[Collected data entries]
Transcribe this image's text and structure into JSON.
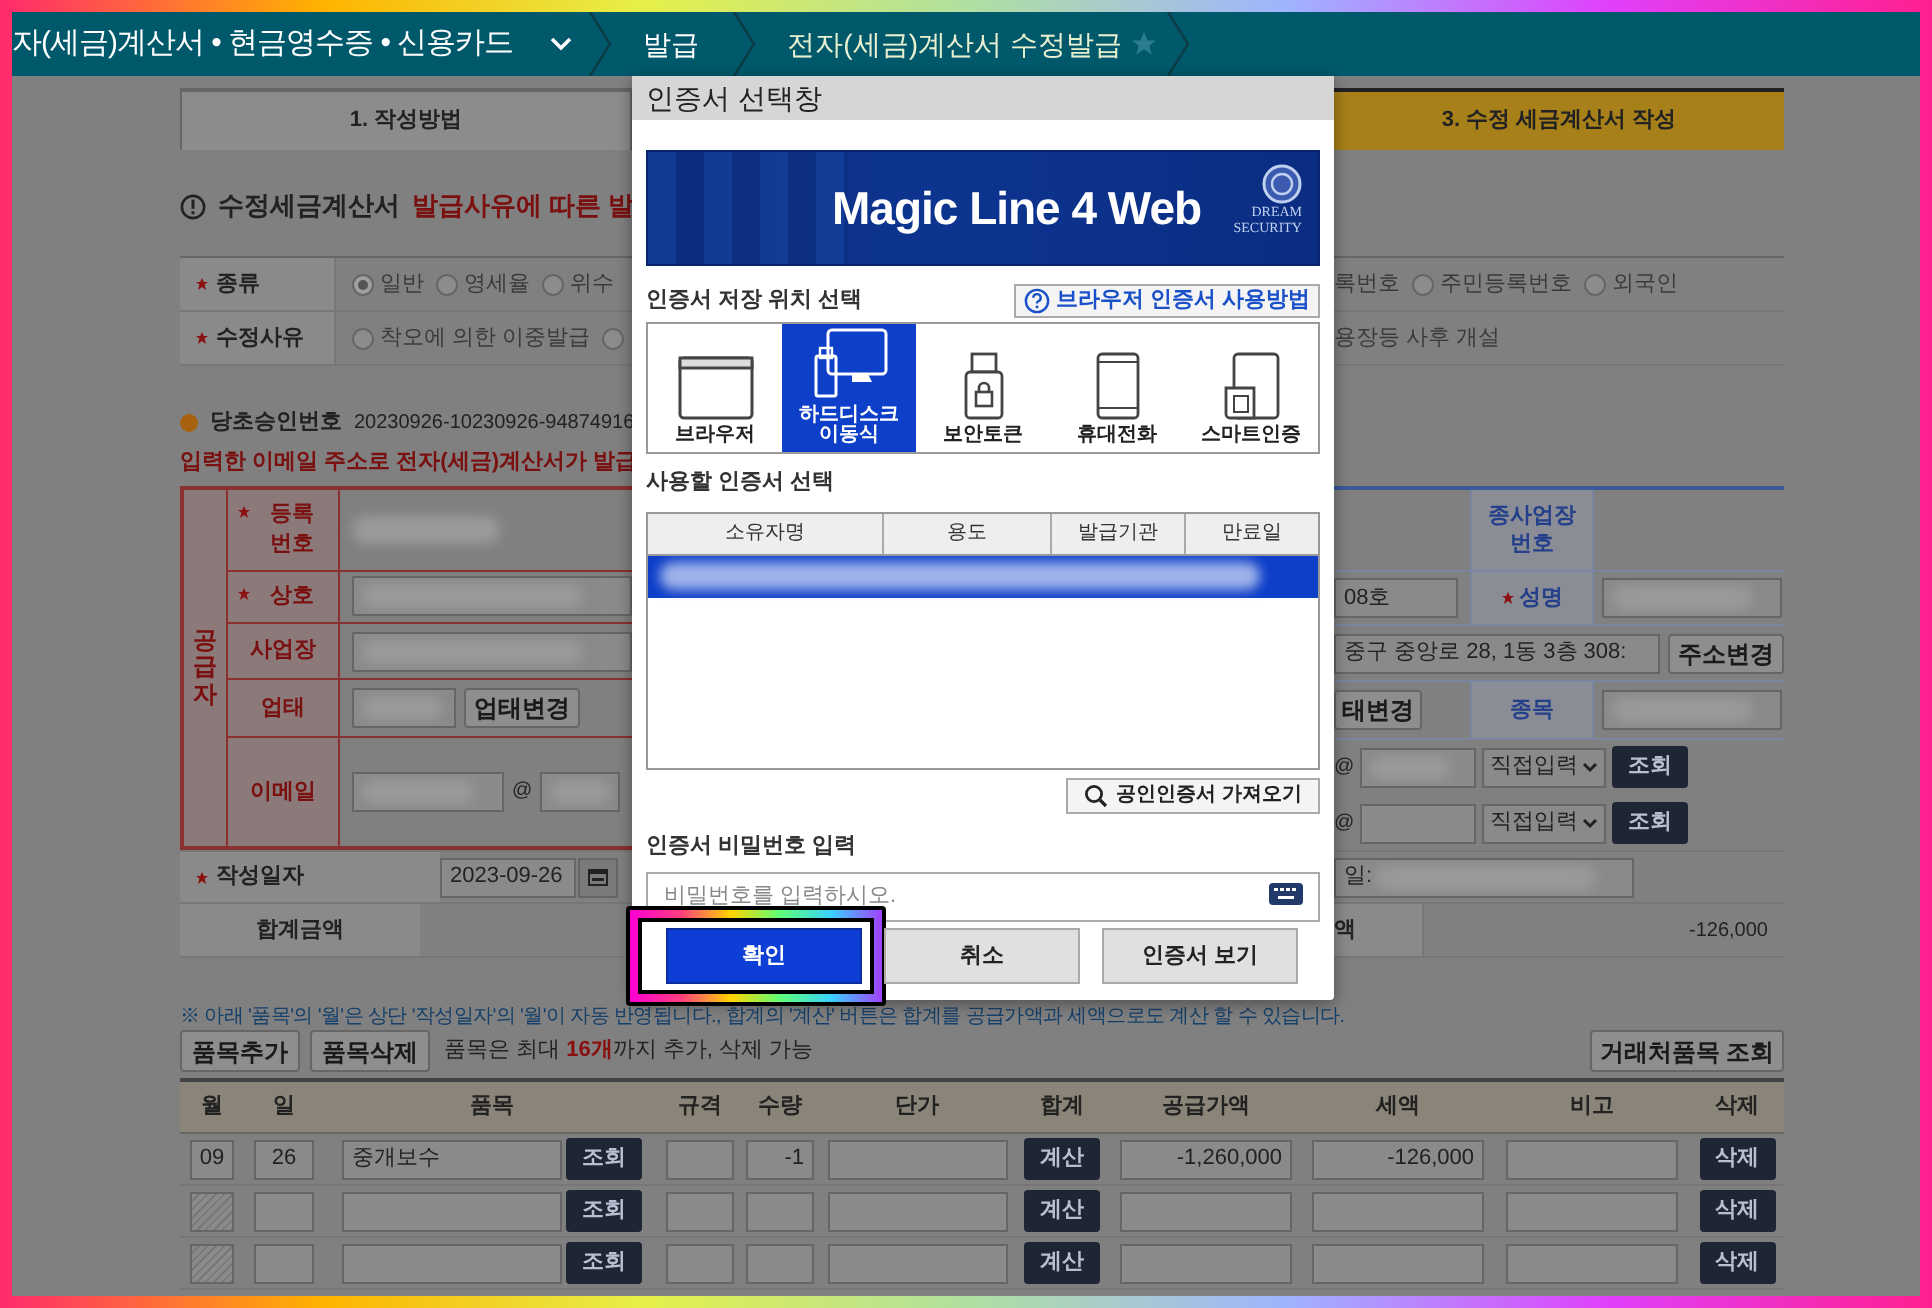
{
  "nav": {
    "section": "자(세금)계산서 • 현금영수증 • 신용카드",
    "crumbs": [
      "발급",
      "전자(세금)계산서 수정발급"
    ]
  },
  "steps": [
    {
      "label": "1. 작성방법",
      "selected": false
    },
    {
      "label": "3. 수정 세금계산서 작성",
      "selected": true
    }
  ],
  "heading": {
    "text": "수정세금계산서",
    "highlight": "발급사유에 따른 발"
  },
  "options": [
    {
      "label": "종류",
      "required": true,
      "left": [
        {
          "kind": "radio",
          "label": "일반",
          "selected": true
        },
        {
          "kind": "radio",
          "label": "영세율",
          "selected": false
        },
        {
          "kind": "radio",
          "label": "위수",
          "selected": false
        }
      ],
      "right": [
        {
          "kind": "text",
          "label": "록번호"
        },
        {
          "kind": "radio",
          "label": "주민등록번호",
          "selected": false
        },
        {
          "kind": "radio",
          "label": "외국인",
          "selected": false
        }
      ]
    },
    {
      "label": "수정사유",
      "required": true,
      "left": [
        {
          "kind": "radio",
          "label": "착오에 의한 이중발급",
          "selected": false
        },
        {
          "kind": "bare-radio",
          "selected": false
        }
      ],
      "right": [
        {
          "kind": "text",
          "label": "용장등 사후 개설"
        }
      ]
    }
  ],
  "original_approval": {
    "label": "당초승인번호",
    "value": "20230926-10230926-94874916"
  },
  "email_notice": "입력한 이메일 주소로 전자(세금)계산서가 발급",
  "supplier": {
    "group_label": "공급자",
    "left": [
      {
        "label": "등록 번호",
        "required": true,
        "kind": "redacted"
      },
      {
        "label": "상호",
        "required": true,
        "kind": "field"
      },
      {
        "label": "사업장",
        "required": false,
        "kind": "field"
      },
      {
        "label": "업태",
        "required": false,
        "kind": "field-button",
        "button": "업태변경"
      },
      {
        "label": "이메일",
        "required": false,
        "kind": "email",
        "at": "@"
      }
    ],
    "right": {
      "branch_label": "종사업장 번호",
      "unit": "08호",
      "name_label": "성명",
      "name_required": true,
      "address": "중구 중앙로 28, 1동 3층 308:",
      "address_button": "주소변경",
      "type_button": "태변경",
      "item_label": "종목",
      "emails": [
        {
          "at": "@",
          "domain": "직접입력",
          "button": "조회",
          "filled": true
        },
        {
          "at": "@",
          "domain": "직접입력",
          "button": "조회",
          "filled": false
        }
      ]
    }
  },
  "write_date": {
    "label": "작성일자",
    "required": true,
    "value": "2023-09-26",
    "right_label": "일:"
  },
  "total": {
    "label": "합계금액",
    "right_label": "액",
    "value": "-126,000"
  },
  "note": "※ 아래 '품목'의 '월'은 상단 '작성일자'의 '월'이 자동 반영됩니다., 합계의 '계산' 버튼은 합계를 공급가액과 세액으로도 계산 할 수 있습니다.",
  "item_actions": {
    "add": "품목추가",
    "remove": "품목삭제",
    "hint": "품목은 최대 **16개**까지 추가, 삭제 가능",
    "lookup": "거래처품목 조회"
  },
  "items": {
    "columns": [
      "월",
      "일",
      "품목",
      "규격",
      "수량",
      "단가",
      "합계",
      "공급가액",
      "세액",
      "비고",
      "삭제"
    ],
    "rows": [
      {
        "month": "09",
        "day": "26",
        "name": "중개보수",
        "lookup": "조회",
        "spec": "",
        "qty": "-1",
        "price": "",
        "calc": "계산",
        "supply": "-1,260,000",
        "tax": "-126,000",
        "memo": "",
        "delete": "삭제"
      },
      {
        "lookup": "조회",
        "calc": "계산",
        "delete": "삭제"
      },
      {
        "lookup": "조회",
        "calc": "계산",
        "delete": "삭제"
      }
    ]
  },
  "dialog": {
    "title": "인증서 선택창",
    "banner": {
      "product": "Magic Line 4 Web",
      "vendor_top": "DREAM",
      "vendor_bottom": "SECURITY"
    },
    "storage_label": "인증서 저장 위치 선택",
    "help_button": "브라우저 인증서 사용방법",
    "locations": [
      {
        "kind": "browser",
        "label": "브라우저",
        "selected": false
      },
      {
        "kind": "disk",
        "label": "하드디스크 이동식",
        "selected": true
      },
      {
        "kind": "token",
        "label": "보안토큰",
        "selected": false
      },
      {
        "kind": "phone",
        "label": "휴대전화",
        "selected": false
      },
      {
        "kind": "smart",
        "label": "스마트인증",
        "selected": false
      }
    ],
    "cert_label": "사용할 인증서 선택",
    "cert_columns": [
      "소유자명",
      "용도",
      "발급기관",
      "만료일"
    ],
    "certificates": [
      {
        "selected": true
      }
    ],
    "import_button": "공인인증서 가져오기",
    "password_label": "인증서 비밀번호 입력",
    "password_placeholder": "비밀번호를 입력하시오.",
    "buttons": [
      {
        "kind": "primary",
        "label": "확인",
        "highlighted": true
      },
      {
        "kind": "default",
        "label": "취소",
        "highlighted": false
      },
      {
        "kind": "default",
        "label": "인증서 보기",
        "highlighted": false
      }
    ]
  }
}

---

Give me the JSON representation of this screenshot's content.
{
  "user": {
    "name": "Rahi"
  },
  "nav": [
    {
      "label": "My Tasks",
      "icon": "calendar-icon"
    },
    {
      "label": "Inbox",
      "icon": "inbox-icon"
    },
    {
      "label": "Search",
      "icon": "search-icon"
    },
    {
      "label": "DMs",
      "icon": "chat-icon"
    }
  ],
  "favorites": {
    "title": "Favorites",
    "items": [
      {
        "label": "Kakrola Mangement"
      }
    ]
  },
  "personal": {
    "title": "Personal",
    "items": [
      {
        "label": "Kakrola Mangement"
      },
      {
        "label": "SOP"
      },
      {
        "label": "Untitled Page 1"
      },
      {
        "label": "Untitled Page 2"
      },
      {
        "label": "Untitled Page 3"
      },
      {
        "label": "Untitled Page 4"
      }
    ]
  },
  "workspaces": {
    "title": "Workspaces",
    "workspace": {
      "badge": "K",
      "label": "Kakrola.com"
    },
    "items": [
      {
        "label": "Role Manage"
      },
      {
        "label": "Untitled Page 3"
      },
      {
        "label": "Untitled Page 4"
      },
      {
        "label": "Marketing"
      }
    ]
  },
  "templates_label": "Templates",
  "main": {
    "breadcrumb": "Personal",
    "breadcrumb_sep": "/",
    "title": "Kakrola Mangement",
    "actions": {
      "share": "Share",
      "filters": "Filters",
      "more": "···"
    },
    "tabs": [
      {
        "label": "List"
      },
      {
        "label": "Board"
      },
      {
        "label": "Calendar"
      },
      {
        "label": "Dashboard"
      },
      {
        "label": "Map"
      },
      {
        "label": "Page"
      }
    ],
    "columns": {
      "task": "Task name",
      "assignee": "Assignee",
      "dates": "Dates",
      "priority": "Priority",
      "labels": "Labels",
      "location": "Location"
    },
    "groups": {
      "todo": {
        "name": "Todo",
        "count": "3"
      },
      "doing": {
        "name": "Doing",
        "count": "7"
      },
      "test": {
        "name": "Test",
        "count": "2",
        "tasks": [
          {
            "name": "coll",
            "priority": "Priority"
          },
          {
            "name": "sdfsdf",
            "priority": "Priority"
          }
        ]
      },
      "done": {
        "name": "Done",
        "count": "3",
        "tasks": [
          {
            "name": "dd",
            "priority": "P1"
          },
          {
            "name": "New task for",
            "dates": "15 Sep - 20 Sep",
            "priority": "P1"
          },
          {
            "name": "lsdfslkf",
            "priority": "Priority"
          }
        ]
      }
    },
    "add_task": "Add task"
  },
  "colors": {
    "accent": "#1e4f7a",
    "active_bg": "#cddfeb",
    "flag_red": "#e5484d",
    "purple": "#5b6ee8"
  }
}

● **Written request**
Search the entries for the string "JSON" and collect each line that has it.

● **Correct result**
Transcribe this image's text and structure into JSON.
Give me the JSON representation of this screenshot's content.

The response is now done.